▶ Problem requirements: Tally the lines holding "招商证券" and state only that figure.

# # #

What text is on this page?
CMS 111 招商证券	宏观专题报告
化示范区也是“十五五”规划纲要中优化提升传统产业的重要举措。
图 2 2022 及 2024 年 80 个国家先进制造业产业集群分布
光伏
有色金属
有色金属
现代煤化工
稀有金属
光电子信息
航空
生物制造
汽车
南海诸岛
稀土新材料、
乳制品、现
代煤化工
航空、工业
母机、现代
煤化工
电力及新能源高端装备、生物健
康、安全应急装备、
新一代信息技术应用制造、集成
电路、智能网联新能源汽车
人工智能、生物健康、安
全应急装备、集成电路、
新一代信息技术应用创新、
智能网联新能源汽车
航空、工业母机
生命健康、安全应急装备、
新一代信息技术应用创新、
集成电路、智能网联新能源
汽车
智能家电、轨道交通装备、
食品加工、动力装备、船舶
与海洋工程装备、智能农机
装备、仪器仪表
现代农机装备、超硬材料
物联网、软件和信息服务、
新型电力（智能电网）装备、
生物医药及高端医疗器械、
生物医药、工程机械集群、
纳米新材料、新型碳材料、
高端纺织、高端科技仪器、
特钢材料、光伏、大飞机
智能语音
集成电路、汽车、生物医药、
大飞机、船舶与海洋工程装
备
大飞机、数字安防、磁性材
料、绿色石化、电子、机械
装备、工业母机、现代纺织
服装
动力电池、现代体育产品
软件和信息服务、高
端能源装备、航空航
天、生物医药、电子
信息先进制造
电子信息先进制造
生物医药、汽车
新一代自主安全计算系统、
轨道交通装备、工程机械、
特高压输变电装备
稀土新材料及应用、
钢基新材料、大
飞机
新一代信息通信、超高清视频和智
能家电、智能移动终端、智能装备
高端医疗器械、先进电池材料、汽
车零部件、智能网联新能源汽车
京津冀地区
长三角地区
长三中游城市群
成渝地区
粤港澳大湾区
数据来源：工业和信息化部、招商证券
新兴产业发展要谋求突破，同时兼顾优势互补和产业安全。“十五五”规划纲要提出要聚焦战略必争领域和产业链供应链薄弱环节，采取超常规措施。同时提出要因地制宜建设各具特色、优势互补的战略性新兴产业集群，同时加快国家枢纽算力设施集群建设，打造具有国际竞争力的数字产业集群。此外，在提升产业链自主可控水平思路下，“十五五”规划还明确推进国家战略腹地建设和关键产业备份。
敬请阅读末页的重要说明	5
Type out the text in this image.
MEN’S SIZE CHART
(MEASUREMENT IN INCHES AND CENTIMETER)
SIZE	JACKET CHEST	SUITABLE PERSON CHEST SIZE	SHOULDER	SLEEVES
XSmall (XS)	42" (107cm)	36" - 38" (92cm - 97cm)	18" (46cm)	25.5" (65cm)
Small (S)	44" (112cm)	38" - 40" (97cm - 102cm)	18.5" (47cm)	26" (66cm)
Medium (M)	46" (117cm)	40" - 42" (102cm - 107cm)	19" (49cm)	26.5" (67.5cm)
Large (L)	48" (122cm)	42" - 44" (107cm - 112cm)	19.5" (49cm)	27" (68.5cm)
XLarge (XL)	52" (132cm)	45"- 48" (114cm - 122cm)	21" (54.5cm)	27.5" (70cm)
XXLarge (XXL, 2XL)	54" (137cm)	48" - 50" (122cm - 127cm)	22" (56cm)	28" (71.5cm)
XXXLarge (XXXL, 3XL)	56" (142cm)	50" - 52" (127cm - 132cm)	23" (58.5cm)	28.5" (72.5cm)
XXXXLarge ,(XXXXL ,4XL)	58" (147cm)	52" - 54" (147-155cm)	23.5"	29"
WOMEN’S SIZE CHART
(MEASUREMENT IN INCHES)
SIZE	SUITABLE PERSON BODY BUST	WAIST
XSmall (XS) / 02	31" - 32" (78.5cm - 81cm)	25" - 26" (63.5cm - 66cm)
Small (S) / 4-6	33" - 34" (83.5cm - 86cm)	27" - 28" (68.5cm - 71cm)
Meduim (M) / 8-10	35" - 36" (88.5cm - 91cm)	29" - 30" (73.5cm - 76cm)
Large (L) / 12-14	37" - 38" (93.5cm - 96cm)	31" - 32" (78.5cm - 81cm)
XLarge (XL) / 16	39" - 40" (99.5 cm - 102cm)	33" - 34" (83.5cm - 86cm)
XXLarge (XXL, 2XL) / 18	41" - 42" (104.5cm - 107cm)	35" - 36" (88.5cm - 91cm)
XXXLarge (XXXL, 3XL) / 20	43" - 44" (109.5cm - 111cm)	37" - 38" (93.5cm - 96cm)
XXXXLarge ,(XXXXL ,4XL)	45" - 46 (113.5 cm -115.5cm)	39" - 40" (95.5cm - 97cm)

# # #

▶ Output of the task: 2